# DO THIS:
Extract all of the entries and set them down verbatim.

─── DATA FOR THIS EXERCISE ───

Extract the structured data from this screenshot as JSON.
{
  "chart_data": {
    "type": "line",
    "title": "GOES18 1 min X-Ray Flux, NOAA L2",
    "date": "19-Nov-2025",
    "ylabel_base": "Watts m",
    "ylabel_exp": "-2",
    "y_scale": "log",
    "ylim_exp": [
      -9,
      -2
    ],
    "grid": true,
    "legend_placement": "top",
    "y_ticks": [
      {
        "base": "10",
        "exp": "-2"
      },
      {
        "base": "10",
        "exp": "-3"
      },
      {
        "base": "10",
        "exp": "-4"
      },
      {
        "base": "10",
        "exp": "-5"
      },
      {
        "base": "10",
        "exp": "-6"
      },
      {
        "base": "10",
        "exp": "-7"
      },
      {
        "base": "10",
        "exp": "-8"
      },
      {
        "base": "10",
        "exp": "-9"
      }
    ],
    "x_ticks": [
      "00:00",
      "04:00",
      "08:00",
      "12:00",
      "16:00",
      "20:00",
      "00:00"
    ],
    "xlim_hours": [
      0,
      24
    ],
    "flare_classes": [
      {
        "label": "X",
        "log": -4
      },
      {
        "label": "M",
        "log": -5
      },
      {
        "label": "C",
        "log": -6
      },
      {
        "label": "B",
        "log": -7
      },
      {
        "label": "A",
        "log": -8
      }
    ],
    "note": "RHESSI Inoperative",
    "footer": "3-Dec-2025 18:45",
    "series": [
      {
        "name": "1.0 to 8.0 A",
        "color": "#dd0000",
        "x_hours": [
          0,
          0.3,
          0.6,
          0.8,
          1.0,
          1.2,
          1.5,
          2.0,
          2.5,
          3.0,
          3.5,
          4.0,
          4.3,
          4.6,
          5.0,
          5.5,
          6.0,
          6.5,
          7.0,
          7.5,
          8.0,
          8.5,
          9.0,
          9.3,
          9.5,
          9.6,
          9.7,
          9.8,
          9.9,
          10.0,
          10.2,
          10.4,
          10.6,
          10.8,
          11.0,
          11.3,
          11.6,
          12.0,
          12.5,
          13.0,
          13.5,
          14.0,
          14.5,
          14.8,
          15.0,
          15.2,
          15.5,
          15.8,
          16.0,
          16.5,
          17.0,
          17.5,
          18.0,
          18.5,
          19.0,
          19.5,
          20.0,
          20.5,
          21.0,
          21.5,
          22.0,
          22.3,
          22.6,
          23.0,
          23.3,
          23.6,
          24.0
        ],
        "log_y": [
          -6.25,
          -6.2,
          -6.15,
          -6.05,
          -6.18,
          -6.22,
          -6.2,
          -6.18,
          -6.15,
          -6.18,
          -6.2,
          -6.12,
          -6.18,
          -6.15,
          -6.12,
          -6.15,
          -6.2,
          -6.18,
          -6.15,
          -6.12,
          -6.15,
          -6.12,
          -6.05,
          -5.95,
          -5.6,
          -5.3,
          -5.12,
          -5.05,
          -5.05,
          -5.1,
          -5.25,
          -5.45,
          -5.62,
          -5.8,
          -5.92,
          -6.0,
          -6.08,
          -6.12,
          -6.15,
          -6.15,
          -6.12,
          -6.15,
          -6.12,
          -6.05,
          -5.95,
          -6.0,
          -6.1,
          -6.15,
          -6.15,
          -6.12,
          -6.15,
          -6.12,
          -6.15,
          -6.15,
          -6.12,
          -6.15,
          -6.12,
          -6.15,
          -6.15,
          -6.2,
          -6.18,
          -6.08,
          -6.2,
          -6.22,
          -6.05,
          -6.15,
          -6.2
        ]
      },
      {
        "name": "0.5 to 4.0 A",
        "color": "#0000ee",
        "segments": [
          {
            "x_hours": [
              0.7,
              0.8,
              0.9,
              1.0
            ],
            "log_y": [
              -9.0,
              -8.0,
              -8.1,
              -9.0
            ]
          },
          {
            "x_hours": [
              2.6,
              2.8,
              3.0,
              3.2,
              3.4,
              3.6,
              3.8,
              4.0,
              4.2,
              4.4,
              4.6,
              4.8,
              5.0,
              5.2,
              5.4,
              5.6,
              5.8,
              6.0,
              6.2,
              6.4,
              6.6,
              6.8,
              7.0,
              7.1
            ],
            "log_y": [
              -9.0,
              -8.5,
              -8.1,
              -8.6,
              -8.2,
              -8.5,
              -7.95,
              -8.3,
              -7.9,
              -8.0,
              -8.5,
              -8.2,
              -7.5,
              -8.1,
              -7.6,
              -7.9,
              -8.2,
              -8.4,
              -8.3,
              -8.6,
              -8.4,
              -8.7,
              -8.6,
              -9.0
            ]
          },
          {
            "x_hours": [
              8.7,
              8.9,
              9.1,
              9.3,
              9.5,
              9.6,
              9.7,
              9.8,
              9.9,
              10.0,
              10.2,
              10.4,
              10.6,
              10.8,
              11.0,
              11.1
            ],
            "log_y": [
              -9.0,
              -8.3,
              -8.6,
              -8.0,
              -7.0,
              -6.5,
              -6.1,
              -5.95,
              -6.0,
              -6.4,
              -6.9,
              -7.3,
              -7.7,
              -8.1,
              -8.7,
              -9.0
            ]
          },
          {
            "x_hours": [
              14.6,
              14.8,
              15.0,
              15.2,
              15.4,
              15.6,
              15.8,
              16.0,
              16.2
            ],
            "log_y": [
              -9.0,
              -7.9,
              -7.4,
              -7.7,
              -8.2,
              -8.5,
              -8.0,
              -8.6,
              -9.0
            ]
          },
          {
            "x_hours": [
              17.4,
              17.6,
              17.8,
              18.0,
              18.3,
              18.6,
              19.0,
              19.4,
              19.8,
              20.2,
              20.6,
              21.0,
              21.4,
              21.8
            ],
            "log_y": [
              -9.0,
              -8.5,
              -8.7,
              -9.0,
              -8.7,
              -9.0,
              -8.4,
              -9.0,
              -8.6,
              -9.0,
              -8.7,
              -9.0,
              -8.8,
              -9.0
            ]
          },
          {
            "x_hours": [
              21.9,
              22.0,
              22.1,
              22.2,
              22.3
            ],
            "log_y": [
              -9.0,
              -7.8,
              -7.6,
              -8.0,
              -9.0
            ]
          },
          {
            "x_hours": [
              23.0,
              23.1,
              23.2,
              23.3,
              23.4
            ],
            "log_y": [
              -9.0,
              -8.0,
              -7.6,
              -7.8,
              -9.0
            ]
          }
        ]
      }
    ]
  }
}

───

# EXERCISE ANSWER:
Extract the structured data from this screenshot as JSON.
{
  "chart_data": {
    "type": "line",
    "title": "GOES18 1 min X-Ray Flux, NOAA L2",
    "date": "19-Nov-2025",
    "ylabel_base": "Watts m",
    "ylabel_exp": "-2",
    "y_scale": "log",
    "ylim_exp": [
      -9,
      -2
    ],
    "grid": true,
    "legend_placement": "top",
    "y_ticks": [
      {
        "base": "10",
        "exp": "-2"
      },
      {
        "base": "10",
        "exp": "-3"
      },
      {
        "base": "10",
        "exp": "-4"
      },
      {
        "base": "10",
        "exp": "-5"
      },
      {
        "base": "10",
        "exp": "-6"
      },
      {
        "base": "10",
        "exp": "-7"
      },
      {
        "base": "10",
        "exp": "-8"
      },
      {
        "base": "10",
        "exp": "-9"
      }
    ],
    "x_ticks": [
      "00:00",
      "04:00",
      "08:00",
      "12:00",
      "16:00",
      "20:00",
      "00:00"
    ],
    "xlim_hours": [
      0,
      24
    ],
    "flare_classes": [
      {
        "label": "X",
        "log": -4
      },
      {
        "label": "M",
        "log": -5
      },
      {
        "label": "C",
        "log": -6
      },
      {
        "label": "B",
        "log": -7
      },
      {
        "label": "A",
        "log": -8
      }
    ],
    "note": "RHESSI Inoperative",
    "footer": "3-Dec-2025 18:45",
    "series": [
      {
        "name": "1.0 to 8.0 A",
        "color": "#dd0000",
        "x_hours": [
          0,
          0.3,
          0.6,
          0.8,
          1.0,
          1.2,
          1.5,
          2.0,
          2.5,
          3.0,
          3.5,
          4.0,
          4.3,
          4.6,
          5.0,
          5.5,
          6.0,
          6.5,
          7.0,
          7.5,
          8.0,
          8.5,
          9.0,
          9.3,
          9.5,
          9.6,
          9.7,
          9.8,
          9.9,
          10.0,
          10.2,
          10.4,
          10.6,
          10.8,
          11.0,
          11.3,
          11.6,
          12.0,
          12.5,
          13.0,
          13.5,
          14.0,
          14.5,
          14.8,
          15.0,
          15.2,
          15.5,
          15.8,
          16.0,
          16.5,
          17.0,
          17.5,
          18.0,
          18.5,
          19.0,
          19.5,
          20.0,
          20.5,
          21.0,
          21.5,
          22.0,
          22.3,
          22.6,
          23.0,
          23.3,
          23.6,
          24.0
        ],
        "log_y": [
          -6.25,
          -6.2,
          -6.15,
          -6.05,
          -6.18,
          -6.22,
          -6.2,
          -6.18,
          -6.15,
          -6.18,
          -6.2,
          -6.12,
          -6.18,
          -6.15,
          -6.12,
          -6.15,
          -6.2,
          -6.18,
          -6.15,
          -6.12,
          -6.15,
          -6.12,
          -6.05,
          -5.95,
          -5.6,
          -5.3,
          -5.12,
          -5.05,
          -5.05,
          -5.1,
          -5.25,
          -5.45,
          -5.62,
          -5.8,
          -5.92,
          -6.0,
          -6.08,
          -6.12,
          -6.15,
          -6.15,
          -6.12,
          -6.15,
          -6.12,
          -6.05,
          -5.95,
          -6.0,
          -6.1,
          -6.15,
          -6.15,
          -6.12,
          -6.15,
          -6.12,
          -6.15,
          -6.15,
          -6.12,
          -6.15,
          -6.12,
          -6.15,
          -6.15,
          -6.2,
          -6.18,
          -6.08,
          -6.2,
          -6.22,
          -6.05,
          -6.15,
          -6.2
        ]
      },
      {
        "name": "0.5 to 4.0 A",
        "color": "#0000ee",
        "segments": [
          {
            "x_hours": [
              0.7,
              0.8,
              0.9,
              1.0
            ],
            "log_y": [
              -9.0,
              -8.0,
              -8.1,
              -9.0
            ]
          },
          {
            "x_hours": [
              2.6,
              2.8,
              3.0,
              3.2,
              3.4,
              3.6,
              3.8,
              4.0,
              4.2,
              4.4,
              4.6,
              4.8,
              5.0,
              5.2,
              5.4,
              5.6,
              5.8,
              6.0,
              6.2,
              6.4,
              6.6,
              6.8,
              7.0,
              7.1
            ],
            "log_y": [
              -9.0,
              -8.5,
              -8.1,
              -8.6,
              -8.2,
              -8.5,
              -7.95,
              -8.3,
              -7.9,
              -8.0,
              -8.5,
              -8.2,
              -7.5,
              -8.1,
              -7.6,
              -7.9,
              -8.2,
              -8.4,
              -8.3,
              -8.6,
              -8.4,
              -8.7,
              -8.6,
              -9.0
            ]
          },
          {
            "x_hours": [
              8.7,
              8.9,
              9.1,
              9.3,
              9.5,
              9.6,
              9.7,
              9.8,
              9.9,
              10.0,
              10.2,
              10.4,
              10.6,
              10.8,
              11.0,
              11.1
            ],
            "log_y": [
              -9.0,
              -8.3,
              -8.6,
              -8.0,
              -7.0,
              -6.5,
              -6.1,
              -5.95,
              -6.0,
              -6.4,
              -6.9,
              -7.3,
              -7.7,
              -8.1,
              -8.7,
              -9.0
            ]
          },
          {
            "x_hours": [
              14.6,
              14.8,
              15.0,
              15.2,
              15.4,
              15.6,
              15.8,
              16.0,
              16.2
            ],
            "log_y": [
              -9.0,
              -7.9,
              -7.4,
              -7.7,
              -8.2,
              -8.5,
              -8.0,
              -8.6,
              -9.0
            ]
          },
          {
            "x_hours": [
              17.4,
              17.6,
              17.8,
              18.0,
              18.3,
              18.6,
              19.0,
              19.4,
              19.8,
              20.2,
              20.6,
              21.0,
              21.4,
              21.8
            ],
            "log_y": [
              -9.0,
              -8.5,
              -8.7,
              -9.0,
              -8.7,
              -9.0,
              -8.4,
              -9.0,
              -8.6,
              -9.0,
              -8.7,
              -9.0,
              -8.8,
              -9.0
            ]
          },
          {
            "x_hours": [
              21.9,
              22.0,
              22.1,
              22.2,
              22.3
            ],
            "log_y": [
              -9.0,
              -7.8,
              -7.6,
              -8.0,
              -9.0
            ]
          },
          {
            "x_hours": [
              23.0,
              23.1,
              23.2,
              23.3,
              23.4
            ],
            "log_y": [
              -9.0,
              -8.0,
              -7.6,
              -7.8,
              -9.0
            ]
          }
        ]
      }
    ]
  }
}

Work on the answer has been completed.